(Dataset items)
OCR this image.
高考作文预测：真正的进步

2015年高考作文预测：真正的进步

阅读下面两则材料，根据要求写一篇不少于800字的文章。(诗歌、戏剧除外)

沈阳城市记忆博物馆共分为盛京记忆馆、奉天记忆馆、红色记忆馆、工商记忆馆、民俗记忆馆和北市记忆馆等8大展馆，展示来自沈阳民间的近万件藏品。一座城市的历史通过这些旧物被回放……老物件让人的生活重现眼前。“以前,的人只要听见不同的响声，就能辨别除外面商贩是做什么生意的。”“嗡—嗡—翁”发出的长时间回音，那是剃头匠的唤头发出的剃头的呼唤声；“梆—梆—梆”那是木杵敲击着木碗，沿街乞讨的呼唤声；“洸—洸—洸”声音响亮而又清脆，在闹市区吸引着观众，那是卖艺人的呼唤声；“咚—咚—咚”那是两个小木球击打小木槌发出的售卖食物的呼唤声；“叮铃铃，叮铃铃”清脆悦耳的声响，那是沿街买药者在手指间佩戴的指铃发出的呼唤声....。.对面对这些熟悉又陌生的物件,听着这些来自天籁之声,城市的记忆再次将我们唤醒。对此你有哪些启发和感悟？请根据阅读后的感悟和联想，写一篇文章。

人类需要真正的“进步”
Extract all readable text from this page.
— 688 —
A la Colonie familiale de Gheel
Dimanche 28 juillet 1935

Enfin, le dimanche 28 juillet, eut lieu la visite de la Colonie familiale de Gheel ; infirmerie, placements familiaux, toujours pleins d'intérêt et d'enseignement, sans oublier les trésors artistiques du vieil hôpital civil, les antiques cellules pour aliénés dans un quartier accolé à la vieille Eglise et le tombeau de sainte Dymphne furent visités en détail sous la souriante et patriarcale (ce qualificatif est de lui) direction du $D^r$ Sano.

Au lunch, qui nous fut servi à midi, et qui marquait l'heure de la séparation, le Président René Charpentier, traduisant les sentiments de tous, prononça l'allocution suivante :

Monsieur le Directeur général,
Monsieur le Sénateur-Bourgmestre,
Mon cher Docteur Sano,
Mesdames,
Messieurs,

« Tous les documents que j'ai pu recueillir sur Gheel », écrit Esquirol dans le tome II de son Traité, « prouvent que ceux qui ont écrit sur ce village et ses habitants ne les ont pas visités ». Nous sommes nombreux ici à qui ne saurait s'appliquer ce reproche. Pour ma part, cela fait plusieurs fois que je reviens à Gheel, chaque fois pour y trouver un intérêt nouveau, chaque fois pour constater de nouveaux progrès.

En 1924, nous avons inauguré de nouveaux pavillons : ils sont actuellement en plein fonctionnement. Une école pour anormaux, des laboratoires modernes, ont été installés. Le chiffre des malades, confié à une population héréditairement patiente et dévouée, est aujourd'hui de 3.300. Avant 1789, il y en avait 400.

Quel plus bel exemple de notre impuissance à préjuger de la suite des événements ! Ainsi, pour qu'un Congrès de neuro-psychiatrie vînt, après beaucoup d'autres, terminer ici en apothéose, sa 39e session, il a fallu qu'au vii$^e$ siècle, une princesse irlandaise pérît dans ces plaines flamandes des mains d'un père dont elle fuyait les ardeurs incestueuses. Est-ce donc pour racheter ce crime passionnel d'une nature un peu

### Task goal:
Wherever the string "this" appears in the entries above, list that line.

### Task output:
OCR this image.
Extract all readable text from this page.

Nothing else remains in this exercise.